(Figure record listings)
>> START
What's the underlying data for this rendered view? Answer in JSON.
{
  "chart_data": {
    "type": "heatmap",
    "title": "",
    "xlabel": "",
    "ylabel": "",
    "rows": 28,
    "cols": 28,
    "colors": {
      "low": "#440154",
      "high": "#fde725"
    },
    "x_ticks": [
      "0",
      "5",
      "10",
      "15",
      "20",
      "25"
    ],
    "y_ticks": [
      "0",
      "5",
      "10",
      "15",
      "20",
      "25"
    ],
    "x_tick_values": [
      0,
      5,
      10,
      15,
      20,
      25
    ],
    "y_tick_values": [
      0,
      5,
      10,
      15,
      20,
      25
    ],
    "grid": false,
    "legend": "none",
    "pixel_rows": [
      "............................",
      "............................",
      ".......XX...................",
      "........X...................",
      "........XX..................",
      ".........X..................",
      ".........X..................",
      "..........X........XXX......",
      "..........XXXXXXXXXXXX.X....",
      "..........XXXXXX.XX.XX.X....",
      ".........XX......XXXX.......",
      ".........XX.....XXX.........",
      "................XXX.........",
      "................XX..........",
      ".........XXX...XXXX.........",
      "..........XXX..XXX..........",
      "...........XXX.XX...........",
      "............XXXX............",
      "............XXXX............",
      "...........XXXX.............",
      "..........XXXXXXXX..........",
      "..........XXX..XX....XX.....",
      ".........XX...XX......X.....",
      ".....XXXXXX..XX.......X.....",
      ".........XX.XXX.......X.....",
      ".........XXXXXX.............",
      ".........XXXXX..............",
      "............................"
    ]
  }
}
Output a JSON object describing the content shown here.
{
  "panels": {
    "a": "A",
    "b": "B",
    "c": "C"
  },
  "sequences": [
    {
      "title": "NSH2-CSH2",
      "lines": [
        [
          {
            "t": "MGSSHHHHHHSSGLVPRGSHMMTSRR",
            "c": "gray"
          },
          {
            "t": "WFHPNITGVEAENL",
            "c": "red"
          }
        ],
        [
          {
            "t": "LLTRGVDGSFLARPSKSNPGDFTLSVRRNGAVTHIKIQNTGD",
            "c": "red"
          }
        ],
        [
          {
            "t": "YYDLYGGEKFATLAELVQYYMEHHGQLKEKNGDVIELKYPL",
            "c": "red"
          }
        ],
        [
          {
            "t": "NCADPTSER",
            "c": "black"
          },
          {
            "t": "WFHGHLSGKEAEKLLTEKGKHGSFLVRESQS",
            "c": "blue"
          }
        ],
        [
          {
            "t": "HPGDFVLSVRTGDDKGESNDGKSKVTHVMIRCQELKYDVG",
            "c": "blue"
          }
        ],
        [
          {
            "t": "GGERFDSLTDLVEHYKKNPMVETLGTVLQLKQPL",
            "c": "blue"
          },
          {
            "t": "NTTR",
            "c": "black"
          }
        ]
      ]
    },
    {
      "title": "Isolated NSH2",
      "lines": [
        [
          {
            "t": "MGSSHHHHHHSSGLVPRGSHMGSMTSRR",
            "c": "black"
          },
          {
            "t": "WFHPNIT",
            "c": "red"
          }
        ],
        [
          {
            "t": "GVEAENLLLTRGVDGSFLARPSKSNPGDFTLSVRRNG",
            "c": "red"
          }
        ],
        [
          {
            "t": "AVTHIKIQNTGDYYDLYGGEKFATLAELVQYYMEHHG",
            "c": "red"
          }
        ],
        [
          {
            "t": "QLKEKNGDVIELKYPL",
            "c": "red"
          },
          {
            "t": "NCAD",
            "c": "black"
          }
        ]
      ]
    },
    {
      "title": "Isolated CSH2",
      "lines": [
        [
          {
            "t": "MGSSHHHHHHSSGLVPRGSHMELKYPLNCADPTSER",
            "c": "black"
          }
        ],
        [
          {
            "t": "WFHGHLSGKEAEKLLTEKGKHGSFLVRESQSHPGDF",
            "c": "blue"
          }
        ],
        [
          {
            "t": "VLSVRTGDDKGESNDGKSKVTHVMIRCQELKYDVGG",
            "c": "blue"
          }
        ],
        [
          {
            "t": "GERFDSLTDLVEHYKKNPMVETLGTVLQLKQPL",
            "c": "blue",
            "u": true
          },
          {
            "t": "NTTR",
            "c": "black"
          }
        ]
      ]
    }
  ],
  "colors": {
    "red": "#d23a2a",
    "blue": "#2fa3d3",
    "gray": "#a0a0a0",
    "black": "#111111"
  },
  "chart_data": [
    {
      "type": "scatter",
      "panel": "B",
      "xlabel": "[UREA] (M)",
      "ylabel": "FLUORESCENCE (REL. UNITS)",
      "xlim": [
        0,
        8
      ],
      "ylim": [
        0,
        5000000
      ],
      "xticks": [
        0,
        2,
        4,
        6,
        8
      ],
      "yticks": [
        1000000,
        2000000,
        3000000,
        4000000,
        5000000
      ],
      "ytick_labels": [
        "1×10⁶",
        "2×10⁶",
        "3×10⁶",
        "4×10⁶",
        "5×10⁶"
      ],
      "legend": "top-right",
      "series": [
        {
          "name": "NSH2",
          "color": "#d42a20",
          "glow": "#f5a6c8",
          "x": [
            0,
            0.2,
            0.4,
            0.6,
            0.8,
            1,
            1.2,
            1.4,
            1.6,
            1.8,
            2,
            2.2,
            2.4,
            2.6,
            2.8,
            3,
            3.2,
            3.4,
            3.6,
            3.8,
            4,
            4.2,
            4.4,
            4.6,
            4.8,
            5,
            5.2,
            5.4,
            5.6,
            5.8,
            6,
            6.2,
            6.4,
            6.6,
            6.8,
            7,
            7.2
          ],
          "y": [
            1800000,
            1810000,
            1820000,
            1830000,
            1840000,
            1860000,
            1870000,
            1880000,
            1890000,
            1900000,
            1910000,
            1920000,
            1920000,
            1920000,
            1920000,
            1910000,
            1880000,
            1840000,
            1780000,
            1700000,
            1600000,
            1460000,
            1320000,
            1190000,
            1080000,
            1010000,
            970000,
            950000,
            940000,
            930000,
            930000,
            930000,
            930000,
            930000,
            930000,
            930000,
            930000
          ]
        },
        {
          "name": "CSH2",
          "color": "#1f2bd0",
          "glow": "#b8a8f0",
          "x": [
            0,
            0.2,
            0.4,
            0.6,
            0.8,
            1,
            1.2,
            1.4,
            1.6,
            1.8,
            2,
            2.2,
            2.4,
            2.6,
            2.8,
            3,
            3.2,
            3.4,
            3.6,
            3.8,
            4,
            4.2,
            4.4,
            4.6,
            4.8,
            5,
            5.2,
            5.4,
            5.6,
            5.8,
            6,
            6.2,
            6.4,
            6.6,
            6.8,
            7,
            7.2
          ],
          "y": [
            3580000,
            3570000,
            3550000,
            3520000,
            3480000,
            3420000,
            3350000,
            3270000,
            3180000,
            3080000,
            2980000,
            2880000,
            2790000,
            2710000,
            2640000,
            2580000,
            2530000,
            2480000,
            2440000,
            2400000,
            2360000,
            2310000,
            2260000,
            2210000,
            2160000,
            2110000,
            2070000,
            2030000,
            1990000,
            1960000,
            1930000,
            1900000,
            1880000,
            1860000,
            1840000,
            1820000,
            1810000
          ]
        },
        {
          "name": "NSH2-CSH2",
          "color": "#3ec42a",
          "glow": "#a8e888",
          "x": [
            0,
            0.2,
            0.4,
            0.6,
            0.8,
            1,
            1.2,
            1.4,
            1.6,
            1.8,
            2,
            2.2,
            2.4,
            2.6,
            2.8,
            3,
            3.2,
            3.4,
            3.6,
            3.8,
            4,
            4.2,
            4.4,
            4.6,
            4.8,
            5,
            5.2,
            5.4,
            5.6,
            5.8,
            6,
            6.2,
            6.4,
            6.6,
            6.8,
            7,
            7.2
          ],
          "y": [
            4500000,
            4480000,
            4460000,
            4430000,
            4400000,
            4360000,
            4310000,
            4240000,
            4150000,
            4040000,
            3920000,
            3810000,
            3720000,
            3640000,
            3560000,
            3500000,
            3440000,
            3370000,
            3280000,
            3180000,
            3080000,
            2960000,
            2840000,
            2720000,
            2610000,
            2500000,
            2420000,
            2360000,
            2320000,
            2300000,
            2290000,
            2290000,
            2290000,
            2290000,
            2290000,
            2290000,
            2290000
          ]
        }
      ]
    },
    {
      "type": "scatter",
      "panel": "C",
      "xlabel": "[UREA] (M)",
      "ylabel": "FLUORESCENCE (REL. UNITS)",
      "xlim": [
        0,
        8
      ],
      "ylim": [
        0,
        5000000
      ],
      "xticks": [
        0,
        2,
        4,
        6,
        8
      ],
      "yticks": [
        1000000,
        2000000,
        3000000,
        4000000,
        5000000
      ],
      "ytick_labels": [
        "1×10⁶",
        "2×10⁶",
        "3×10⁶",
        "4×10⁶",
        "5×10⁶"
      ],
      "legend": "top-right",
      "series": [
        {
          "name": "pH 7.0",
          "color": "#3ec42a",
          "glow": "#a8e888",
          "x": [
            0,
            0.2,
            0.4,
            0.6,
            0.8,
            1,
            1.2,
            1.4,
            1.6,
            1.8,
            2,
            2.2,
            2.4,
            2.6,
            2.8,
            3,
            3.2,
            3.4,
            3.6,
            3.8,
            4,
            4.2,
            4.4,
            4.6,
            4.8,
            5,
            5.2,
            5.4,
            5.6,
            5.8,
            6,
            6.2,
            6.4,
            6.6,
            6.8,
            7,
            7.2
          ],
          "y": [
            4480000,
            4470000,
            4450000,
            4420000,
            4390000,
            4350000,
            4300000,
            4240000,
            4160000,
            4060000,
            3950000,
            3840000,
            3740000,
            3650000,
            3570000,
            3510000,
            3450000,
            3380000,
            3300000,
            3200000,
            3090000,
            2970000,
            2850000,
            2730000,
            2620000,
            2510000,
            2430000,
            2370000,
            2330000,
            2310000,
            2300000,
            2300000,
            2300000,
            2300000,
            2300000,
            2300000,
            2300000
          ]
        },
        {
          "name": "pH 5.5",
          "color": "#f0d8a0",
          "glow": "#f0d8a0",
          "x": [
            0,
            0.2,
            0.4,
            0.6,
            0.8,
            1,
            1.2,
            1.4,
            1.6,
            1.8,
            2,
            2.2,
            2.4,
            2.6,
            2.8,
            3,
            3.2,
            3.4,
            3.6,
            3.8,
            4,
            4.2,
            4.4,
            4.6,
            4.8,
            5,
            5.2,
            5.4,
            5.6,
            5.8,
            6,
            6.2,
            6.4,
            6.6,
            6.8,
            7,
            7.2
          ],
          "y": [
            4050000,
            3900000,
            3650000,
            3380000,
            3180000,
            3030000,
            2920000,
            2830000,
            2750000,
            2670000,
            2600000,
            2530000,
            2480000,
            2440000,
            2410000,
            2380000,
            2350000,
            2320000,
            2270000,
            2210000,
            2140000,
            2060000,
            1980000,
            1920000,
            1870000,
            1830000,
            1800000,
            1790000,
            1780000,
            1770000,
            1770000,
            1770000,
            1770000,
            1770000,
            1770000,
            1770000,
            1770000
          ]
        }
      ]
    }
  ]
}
>> END
Written problem
Gather up the lines that contain the word "JSON".

Reply
What's the underlying data for this rendered view? Answer in JSON.
Output a JSON object describing the content shown here.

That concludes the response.